Saved entries:
_ _ _ _
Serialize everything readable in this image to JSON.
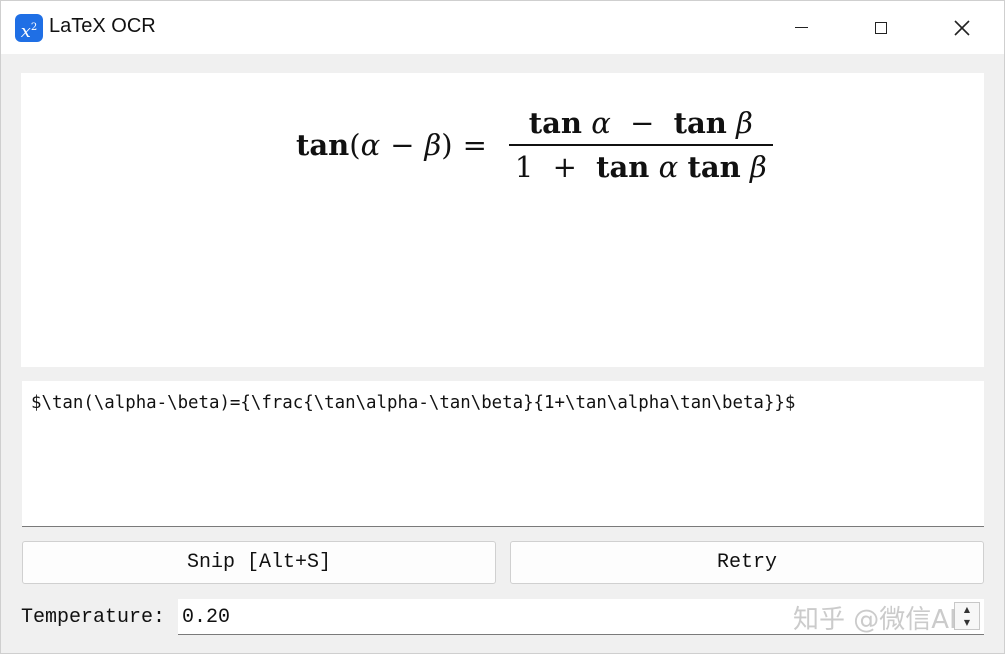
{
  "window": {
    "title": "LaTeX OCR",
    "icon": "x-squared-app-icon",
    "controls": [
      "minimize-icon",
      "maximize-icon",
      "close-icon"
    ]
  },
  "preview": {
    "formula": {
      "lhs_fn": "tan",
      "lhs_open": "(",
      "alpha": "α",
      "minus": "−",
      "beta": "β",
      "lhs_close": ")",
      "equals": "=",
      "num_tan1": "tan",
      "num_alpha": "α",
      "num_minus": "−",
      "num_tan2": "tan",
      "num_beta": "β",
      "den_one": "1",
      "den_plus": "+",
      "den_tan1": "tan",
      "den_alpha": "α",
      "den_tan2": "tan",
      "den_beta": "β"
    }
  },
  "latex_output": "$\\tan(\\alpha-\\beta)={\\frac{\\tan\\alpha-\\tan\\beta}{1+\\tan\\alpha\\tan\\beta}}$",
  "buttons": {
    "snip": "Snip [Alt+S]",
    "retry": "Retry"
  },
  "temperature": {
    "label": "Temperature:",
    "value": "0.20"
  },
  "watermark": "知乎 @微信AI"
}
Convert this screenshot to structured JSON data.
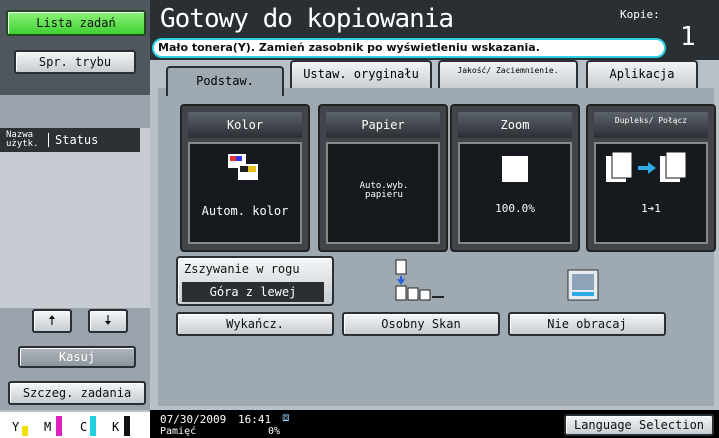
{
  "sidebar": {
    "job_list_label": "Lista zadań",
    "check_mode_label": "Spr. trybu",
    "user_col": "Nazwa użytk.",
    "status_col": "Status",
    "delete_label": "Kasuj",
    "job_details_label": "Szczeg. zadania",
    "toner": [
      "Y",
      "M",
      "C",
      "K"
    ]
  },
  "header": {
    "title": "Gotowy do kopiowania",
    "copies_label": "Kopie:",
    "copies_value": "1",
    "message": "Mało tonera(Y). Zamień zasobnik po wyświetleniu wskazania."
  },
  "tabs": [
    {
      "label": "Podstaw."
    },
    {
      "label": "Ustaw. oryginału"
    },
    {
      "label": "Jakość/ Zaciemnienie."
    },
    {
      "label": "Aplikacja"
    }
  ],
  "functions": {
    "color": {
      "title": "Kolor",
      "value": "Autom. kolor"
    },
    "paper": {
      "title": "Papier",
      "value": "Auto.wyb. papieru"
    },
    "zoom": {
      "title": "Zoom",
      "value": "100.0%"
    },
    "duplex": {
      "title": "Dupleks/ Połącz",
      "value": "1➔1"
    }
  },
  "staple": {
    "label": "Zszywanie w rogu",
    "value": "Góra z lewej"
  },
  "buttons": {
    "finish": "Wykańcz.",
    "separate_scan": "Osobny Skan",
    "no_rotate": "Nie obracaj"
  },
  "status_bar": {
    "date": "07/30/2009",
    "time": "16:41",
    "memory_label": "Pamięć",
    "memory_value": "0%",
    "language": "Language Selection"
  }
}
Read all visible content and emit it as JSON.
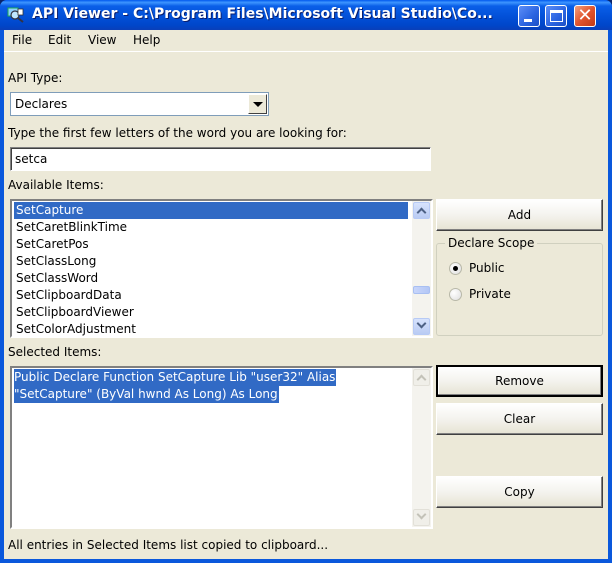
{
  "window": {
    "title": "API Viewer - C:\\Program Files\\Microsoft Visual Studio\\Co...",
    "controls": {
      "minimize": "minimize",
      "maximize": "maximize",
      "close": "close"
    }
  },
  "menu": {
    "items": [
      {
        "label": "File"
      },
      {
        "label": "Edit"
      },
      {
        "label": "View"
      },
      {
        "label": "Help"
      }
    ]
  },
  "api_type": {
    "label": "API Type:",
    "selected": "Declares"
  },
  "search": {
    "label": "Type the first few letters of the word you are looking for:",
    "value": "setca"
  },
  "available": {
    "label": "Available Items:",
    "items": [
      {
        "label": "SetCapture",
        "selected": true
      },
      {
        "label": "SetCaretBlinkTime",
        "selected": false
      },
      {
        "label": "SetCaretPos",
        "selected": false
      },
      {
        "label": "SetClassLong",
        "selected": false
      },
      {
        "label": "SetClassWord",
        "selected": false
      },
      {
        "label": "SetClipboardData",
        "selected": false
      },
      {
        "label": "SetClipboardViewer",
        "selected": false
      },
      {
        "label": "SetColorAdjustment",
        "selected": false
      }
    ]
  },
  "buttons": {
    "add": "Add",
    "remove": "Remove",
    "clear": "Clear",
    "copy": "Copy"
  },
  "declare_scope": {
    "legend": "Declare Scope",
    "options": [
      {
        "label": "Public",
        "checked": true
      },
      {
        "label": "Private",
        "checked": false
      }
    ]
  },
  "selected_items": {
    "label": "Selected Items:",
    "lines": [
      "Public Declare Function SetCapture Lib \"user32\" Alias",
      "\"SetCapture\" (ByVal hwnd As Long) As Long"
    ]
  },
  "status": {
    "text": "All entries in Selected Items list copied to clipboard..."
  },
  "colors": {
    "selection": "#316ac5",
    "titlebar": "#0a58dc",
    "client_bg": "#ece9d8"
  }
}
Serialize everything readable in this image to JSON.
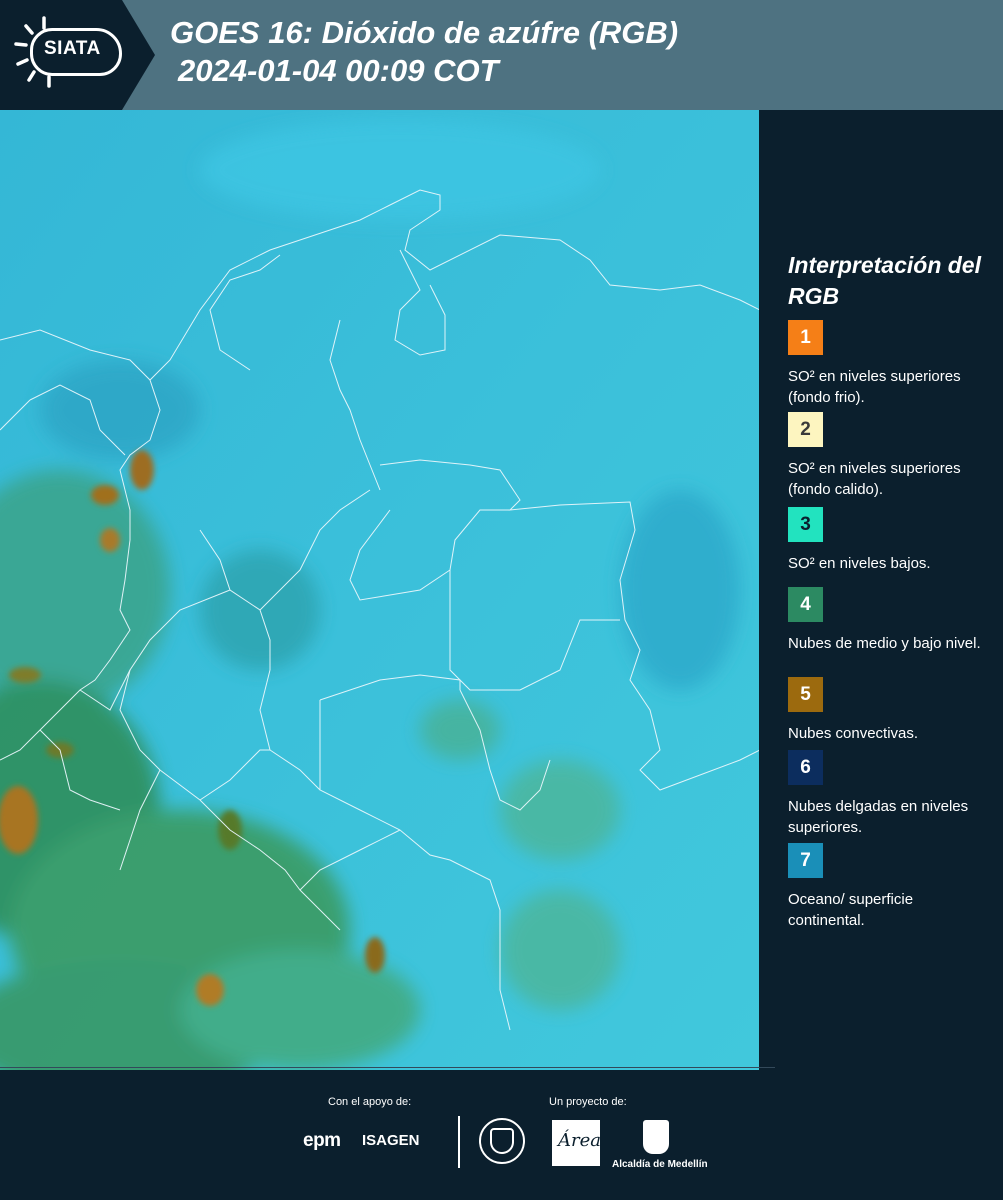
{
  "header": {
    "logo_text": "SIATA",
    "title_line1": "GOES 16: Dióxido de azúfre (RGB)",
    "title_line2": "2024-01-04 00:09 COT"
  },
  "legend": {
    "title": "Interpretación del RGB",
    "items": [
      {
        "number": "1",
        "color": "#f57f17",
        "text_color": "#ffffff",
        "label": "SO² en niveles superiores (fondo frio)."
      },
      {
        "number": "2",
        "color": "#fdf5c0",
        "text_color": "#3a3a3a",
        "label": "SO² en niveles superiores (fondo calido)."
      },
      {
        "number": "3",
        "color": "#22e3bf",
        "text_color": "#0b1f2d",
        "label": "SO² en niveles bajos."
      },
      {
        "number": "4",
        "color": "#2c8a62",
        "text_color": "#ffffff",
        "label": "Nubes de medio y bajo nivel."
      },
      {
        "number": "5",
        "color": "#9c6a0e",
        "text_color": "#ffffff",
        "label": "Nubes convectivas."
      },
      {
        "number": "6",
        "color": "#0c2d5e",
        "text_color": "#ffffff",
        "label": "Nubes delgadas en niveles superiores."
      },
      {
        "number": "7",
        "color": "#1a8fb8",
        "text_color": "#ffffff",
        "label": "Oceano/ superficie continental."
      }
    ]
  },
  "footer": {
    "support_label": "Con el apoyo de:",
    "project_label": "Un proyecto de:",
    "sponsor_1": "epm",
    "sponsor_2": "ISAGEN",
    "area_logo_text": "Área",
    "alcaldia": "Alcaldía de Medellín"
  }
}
_ _ _ _
Exercise goal: Make an exact copy of the whole listing, but don't bring over any pictures.

Result:
Serialize everything readable in this image to JSON.
{
  "window": {
    "title": "LaTeX OCR",
    "icon": "x-squared-app-icon",
    "controls": [
      "minimize-icon",
      "maximize-icon",
      "close-icon"
    ]
  },
  "preview": {
    "formula": {
      "lhs_fn": "tan",
      "lhs_open": "(",
      "alpha": "α",
      "minus": "−",
      "beta": "β",
      "lhs_close": ")",
      "equals": "=",
      "num_tan1": "tan",
      "num_alpha": "α",
      "num_minus": "−",
      "num_tan2": "tan",
      "num_beta": "β",
      "den_one": "1",
      "den_plus": "+",
      "den_tan1": "tan",
      "den_alpha": "α",
      "den_tan2": "tan",
      "den_beta": "β"
    }
  },
  "latex_output": "$\\tan(\\alpha-\\beta)={\\frac{\\tan\\alpha-\\tan\\beta}{1+\\tan\\alpha\\tan\\beta}}$",
  "buttons": {
    "snip": "Snip [Alt+S]",
    "retry": "Retry"
  },
  "temperature": {
    "label": "Temperature:",
    "value": "0.20"
  },
  "watermark": "知乎 @微信AI"
}
Convert this screenshot to structured JSON data.
{
  "sidebar": {
    "job_list_label": "Lista zadań",
    "check_mode_label": "Spr. trybu",
    "user_col": "Nazwa użytk.",
    "status_col": "Status",
    "delete_label": "Kasuj",
    "job_details_label": "Szczeg. zadania",
    "toner": [
      "Y",
      "M",
      "C",
      "K"
    ]
  },
  "header": {
    "title": "Gotowy do kopiowania",
    "copies_label": "Kopie:",
    "copies_value": "1",
    "message": "Mało tonera(Y). Zamień zasobnik po wyświetleniu wskazania."
  },
  "tabs": [
    {
      "label": "Podstaw."
    },
    {
      "label": "Ustaw. oryginału"
    },
    {
      "label": "Jakość/ Zaciemnienie."
    },
    {
      "label": "Aplikacja"
    }
  ],
  "functions": {
    "color": {
      "title": "Kolor",
      "value": "Autom. kolor"
    },
    "paper": {
      "title": "Papier",
      "value": "Auto.wyb. papieru"
    },
    "zoom": {
      "title": "Zoom",
      "value": "100.0%"
    },
    "duplex": {
      "title": "Dupleks/ Połącz",
      "value": "1➔1"
    }
  },
  "staple": {
    "label": "Zszywanie w rogu",
    "value": "Góra z lewej"
  },
  "buttons": {
    "finish": "Wykańcz.",
    "separate_scan": "Osobny Skan",
    "no_rotate": "Nie obracaj"
  },
  "status_bar": {
    "date": "07/30/2009",
    "time": "16:41",
    "memory_label": "Pamięć",
    "memory_value": "0%",
    "language": "Language Selection"
  }
}
Read all visible content and emit it as JSON.
{
  "window": {
    "title": "API Viewer - C:\\Program Files\\Microsoft Visual Studio\\Co...",
    "controls": {
      "minimize": "minimize",
      "maximize": "maximize",
      "close": "close"
    }
  },
  "menu": {
    "items": [
      {
        "label": "File"
      },
      {
        "label": "Edit"
      },
      {
        "label": "View"
      },
      {
        "label": "Help"
      }
    ]
  },
  "api_type": {
    "label": "API Type:",
    "selected": "Declares"
  },
  "search": {
    "label": "Type the first few letters of the word you are looking for:",
    "value": "setca"
  },
  "available": {
    "label": "Available Items:",
    "items": [
      {
        "label": "SetCapture",
        "selected": true
      },
      {
        "label": "SetCaretBlinkTime",
        "selected": false
      },
      {
        "label": "SetCaretPos",
        "selected": false
      },
      {
        "label": "SetClassLong",
        "selected": false
      },
      {
        "label": "SetClassWord",
        "selected": false
      },
      {
        "label": "SetClipboardData",
        "selected": false
      },
      {
        "label": "SetClipboardViewer",
        "selected": false
      },
      {
        "label": "SetColorAdjustment",
        "selected": false
      }
    ]
  },
  "buttons": {
    "add": "Add",
    "remove": "Remove",
    "clear": "Clear",
    "copy": "Copy"
  },
  "declare_scope": {
    "legend": "Declare Scope",
    "options": [
      {
        "label": "Public",
        "checked": true
      },
      {
        "label": "Private",
        "checked": false
      }
    ]
  },
  "selected_items": {
    "label": "Selected Items:",
    "lines": [
      "Public Declare Function SetCapture Lib \"user32\" Alias",
      "\"SetCapture\" (ByVal hwnd As Long) As Long"
    ]
  },
  "status": {
    "text": "All entries in Selected Items list copied to clipboard..."
  },
  "colors": {
    "selection": "#316ac5",
    "titlebar": "#0a58dc",
    "client_bg": "#ece9d8"
  }
}
Serialize everything readable in this image to JSON.
{
  "header": {
    "logo_text": "SIATA",
    "title_line1": "GOES 16: Dióxido de azúfre (RGB)",
    "title_line2": "2024-01-04 00:09 COT"
  },
  "legend": {
    "title": "Interpretación del RGB",
    "items": [
      {
        "number": "1",
        "color": "#f57f17",
        "text_color": "#ffffff",
        "label": "SO² en niveles superiores (fondo frio)."
      },
      {
        "number": "2",
        "color": "#fdf5c0",
        "text_color": "#3a3a3a",
        "label": "SO² en niveles superiores (fondo calido)."
      },
      {
        "number": "3",
        "color": "#22e3bf",
        "text_color": "#0b1f2d",
        "label": "SO² en niveles bajos."
      },
      {
        "number": "4",
        "color": "#2c8a62",
        "text_color": "#ffffff",
        "label": "Nubes de medio y bajo nivel."
      },
      {
        "number": "5",
        "color": "#9c6a0e",
        "text_color": "#ffffff",
        "label": "Nubes convectivas."
      },
      {
        "number": "6",
        "color": "#0c2d5e",
        "text_color": "#ffffff",
        "label": "Nubes delgadas en niveles superiores."
      },
      {
        "number": "7",
        "color": "#1a8fb8",
        "text_color": "#ffffff",
        "label": "Oceano/ superficie continental."
      }
    ]
  },
  "footer": {
    "support_label": "Con el apoyo de:",
    "project_label": "Un proyecto de:",
    "sponsor_1": "epm",
    "sponsor_2": "ISAGEN",
    "area_logo_text": "Área",
    "alcaldia": "Alcaldía de Medellín"
  }
}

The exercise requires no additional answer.